**WHAT THE TASK ASKS**
Copy out the entries below precisely; nothing is to be omitted.

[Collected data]
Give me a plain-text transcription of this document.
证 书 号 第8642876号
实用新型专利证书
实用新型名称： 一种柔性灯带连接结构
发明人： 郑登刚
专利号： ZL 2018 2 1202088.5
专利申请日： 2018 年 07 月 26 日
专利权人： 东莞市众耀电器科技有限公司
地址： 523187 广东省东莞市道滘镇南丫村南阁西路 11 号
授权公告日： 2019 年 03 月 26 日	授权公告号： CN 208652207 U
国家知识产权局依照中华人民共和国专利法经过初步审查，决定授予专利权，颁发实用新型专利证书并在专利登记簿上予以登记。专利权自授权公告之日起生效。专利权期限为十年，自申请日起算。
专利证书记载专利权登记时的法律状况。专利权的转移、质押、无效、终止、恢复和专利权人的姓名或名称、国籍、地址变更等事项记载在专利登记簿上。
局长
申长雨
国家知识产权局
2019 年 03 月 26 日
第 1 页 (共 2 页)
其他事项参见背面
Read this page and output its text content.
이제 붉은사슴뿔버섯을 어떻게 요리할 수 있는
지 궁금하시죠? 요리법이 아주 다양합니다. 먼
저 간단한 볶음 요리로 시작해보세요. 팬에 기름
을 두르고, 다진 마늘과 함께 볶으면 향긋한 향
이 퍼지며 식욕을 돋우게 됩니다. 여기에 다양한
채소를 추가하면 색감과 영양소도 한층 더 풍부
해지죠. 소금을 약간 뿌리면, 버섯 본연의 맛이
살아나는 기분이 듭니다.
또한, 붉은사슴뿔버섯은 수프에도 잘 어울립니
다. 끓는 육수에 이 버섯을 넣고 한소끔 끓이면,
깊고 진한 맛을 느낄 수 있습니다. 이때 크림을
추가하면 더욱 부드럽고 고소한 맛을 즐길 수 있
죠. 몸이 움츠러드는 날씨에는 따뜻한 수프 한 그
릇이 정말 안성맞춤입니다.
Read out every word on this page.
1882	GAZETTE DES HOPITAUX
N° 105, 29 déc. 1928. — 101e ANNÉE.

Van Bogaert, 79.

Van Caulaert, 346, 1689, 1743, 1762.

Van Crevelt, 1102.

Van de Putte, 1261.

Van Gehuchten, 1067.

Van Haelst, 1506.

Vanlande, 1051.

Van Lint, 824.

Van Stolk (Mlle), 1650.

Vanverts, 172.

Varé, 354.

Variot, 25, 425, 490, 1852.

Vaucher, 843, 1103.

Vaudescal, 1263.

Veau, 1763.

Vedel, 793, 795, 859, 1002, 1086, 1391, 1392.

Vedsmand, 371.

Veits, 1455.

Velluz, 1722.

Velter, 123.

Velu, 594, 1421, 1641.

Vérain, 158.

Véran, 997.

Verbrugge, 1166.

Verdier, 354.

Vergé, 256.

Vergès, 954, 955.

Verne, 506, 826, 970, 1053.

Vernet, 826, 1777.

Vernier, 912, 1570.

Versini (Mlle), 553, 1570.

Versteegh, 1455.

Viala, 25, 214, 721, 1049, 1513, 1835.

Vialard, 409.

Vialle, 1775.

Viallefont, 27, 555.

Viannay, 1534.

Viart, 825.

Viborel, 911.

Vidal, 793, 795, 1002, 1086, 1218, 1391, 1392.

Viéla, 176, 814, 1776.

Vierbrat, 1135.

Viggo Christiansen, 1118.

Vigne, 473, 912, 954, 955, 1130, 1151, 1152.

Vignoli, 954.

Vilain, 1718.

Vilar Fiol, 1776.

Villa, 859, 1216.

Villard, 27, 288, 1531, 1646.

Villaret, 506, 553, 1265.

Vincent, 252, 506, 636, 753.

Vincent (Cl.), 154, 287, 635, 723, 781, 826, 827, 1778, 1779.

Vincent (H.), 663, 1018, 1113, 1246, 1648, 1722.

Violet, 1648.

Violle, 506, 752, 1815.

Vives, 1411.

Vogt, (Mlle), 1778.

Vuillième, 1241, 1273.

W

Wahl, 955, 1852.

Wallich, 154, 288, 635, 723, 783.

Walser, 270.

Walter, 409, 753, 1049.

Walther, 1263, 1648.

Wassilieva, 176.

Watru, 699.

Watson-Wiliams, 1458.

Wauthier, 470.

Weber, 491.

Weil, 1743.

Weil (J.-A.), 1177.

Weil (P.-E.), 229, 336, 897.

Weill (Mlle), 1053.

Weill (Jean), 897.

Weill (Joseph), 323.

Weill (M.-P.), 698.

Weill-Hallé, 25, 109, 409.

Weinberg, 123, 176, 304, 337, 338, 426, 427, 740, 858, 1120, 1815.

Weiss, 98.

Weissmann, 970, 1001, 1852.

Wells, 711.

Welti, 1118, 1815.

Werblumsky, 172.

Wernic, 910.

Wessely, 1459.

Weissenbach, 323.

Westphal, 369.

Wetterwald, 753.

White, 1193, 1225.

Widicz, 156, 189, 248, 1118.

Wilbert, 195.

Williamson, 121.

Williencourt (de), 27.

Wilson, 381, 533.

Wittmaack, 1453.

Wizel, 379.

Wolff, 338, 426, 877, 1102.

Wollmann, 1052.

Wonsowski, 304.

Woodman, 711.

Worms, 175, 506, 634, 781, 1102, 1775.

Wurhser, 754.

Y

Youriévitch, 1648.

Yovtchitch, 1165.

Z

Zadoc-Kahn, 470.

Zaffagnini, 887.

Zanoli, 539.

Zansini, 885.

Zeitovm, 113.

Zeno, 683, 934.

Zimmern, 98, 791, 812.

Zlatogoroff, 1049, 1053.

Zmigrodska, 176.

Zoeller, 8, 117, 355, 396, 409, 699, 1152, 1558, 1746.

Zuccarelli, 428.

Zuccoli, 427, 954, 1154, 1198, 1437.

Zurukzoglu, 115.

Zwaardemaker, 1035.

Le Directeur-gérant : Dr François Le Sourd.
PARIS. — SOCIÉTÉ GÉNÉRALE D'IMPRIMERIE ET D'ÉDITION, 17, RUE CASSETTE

**TASK RESPONSE**
Give me a plain-text transcription of this document.
证 书 号 第8642876号
实用新型专利证书
实用新型名称： 一种柔性灯带连接结构
发明人： 郑登刚
专利号： ZL 2018 2 1202088.5
专利申请日： 2018 年 07 月 26 日
专利权人： 东莞市众耀电器科技有限公司
地址： 523187 广东省东莞市道滘镇南丫村南阁西路 11 号
授权公告日： 2019 年 03 月 26 日	授权公告号： CN 208652207 U
国家知识产权局依照中华人民共和国专利法经过初步审查，决定授予专利权，颁发实用新型专利证书并在专利登记簿上予以登记。专利权自授权公告之日起生效。专利权期限为十年，自申请日起算。
专利证书记载专利权登记时的法律状况。专利权的转移、质押、无效、终止、恢复和专利权人的姓名或名称、国籍、地址变更等事项记载在专利登记簿上。
局长
申长雨
国家知识产权局
2019 年 03 月 26 日
第 1 页 (共 2 页)
其他事项参见背面
Read this page and output its text content.
이제 붉은사슴뿔버섯을 어떻게 요리할 수 있는
지 궁금하시죠? 요리법이 아주 다양합니다. 먼
저 간단한 볶음 요리로 시작해보세요. 팬에 기름
을 두르고, 다진 마늘과 함께 볶으면 향긋한 향
이 퍼지며 식욕을 돋우게 됩니다. 여기에 다양한
채소를 추가하면 색감과 영양소도 한층 더 풍부
해지죠. 소금을 약간 뿌리면, 버섯 본연의 맛이
살아나는 기분이 듭니다.
또한, 붉은사슴뿔버섯은 수프에도 잘 어울립니
다. 끓는 육수에 이 버섯을 넣고 한소끔 끓이면,
깊고 진한 맛을 느낄 수 있습니다. 이때 크림을
추가하면 더욱 부드럽고 고소한 맛을 즐길 수 있
죠. 몸이 움츠러드는 날씨에는 따뜻한 수프 한 그
릇이 정말 안성맞춤입니다.
Read out every word on this page.
1882	GAZETTE DES HOPITAUX
N° 105, 29 déc. 1928. — 101e ANNÉE.

Van Bogaert, 79.

Van Caulaert, 346, 1689, 1743, 1762.

Van Crevelt, 1102.

Van de Putte, 1261.

Van Gehuchten, 1067.

Van Haelst, 1506.

Vanlande, 1051.

Van Lint, 824.

Van Stolk (Mlle), 1650.

Vanverts, 172.

Varé, 354.

Variot, 25, 425, 490, 1852.

Vaucher, 843, 1103.

Vaudescal, 1263.

Veau, 1763.

Vedel, 793, 795, 859, 1002, 1086, 1391, 1392.

Vedsmand, 371.

Veits, 1455.

Velluz, 1722.

Velter, 123.

Velu, 594, 1421, 1641.

Vérain, 158.

Véran, 997.

Verbrugge, 1166.

Verdier, 354.

Vergé, 256.

Vergès, 954, 955.

Verne, 506, 826, 970, 1053.

Vernet, 826, 1777.

Vernier, 912, 1570.

Versini (Mlle), 553, 1570.

Versteegh, 1455.

Viala, 25, 214, 721, 1049, 1513, 1835.

Vialard, 409.

Vialle, 1775.

Viallefont, 27, 555.

Viannay, 1534.

Viart, 825.

Viborel, 911.

Vidal, 793, 795, 1002, 1086, 1218, 1391, 1392.

Viéla, 176, 814, 1776.

Vierbrat, 1135.

Viggo Christiansen, 1118.

Vigne, 473, 912, 954, 955, 1130, 1151, 1152.

Vignoli, 954.

Vilain, 1718.

Vilar Fiol, 1776.

Villa, 859, 1216.

Villard, 27, 288, 1531, 1646.

Villaret, 506, 553, 1265.

Vincent, 252, 506, 636, 753.

Vincent (Cl.), 154, 287, 635, 723, 781, 826, 827, 1778, 1779.

Vincent (H.), 663, 1018, 1113, 1246, 1648, 1722.

Violet, 1648.

Violle, 506, 752, 1815.

Vives, 1411.

Vogt, (Mlle), 1778.

Vuillième, 1241, 1273.

W

Wahl, 955, 1852.

Wallich, 154, 288, 635, 723, 783.

Walser, 270.

Walter, 409, 753, 1049.

Walther, 1263, 1648.

Wassilieva, 176.

Watru, 699.

Watson-Wiliams, 1458.

Wauthier, 470.

Weber, 491.

Weil, 1743.

Weil (J.-A.), 1177.

Weil (P.-E.), 229, 336, 897.

Weill (Mlle), 1053.

Weill (Jean), 897.

Weill (Joseph), 323.

Weill (M.-P.), 698.

Weill-Hallé, 25, 109, 409.

Weinberg, 123, 176, 304, 337, 338, 426, 427, 740, 858, 1120, 1815.

Weiss, 98.

Weissmann, 970, 1001, 1852.

Wells, 711.

Welti, 1118, 1815.

Werblumsky, 172.

Wernic, 910.

Wessely, 1459.

Weissenbach, 323.

Westphal, 369.

Wetterwald, 753.

White, 1193, 1225.

Widicz, 156, 189, 248, 1118.

Wilbert, 195.

Williamson, 121.

Williencourt (de), 27.

Wilson, 381, 533.

Wittmaack, 1453.

Wizel, 379.

Wolff, 338, 426, 877, 1102.

Wollmann, 1052.

Wonsowski, 304.

Woodman, 711.

Worms, 175, 506, 634, 781, 1102, 1775.

Wurhser, 754.

Y

Youriévitch, 1648.

Yovtchitch, 1165.

Z

Zadoc-Kahn, 470.

Zaffagnini, 887.

Zanoli, 539.

Zansini, 885.

Zeitovm, 113.

Zeno, 683, 934.

Zimmern, 98, 791, 812.

Zlatogoroff, 1049, 1053.

Zmigrodska, 176.

Zoeller, 8, 117, 355, 396, 409, 699, 1152, 1558, 1746.

Zuccarelli, 428.

Zuccoli, 427, 954, 1154, 1198, 1437.

Zurukzoglu, 115.

Zwaardemaker, 1035.

Le Directeur-gérant : Dr François Le Sourd.
PARIS. — SOCIÉTÉ GÉNÉRALE D'IMPRIMERIE ET D'ÉDITION, 17, RUE CASSETTE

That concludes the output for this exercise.